TASK TO CARRY OUT:
Search the material below for the string "name" and extract each line that has it.

MATERIAL FOR THIS EXERCISE:
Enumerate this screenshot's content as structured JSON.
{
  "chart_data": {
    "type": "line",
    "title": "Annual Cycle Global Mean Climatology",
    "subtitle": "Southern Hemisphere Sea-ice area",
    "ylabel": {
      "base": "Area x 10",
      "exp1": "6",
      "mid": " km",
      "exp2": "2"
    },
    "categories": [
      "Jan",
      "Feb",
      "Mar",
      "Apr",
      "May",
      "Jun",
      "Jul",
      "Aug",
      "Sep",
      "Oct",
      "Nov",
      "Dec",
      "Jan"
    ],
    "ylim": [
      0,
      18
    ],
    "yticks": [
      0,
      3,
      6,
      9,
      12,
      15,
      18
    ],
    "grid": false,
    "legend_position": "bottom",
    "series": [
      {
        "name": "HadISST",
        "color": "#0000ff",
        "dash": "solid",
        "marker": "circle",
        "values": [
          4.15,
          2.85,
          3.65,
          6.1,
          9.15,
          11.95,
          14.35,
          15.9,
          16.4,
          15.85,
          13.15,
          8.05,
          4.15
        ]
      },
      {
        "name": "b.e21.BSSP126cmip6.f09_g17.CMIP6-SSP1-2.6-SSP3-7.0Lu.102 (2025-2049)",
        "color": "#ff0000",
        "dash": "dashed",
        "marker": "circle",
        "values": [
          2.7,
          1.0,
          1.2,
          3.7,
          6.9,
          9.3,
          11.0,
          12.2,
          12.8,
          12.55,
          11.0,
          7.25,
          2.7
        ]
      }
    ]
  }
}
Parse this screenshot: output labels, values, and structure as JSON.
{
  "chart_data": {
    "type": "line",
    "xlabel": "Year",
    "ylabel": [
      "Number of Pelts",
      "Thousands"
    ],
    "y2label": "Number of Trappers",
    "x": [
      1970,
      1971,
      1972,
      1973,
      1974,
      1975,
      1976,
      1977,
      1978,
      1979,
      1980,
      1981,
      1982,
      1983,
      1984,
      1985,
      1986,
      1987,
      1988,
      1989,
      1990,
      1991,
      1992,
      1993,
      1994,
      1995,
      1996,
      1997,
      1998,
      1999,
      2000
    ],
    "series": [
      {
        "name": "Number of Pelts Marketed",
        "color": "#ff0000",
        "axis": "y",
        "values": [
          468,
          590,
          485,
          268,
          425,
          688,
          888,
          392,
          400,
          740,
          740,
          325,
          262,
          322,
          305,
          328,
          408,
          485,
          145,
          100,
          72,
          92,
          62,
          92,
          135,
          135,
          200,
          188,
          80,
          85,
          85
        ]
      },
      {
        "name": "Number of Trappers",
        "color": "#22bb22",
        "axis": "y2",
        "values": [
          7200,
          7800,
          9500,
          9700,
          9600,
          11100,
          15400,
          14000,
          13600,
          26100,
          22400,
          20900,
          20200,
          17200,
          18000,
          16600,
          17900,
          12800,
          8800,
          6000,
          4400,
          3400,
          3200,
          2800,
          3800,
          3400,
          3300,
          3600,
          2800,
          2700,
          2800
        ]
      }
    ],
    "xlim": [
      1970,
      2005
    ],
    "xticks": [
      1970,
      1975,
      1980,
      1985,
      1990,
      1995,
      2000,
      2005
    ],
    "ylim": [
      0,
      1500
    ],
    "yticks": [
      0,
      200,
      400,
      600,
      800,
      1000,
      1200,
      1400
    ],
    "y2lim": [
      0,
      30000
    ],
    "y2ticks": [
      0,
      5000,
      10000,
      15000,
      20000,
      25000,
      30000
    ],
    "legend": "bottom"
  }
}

SOLUTION:
        "name": "HadISST",
        "name": "b.e21.BSSP126cmip6.f09_g17.CMIP6-SSP1-2.6-SSP3-7.0Lu.102 (2025-2049)",
        "name": "Number of Pelts Marketed",
        "name": "Number of Trappers",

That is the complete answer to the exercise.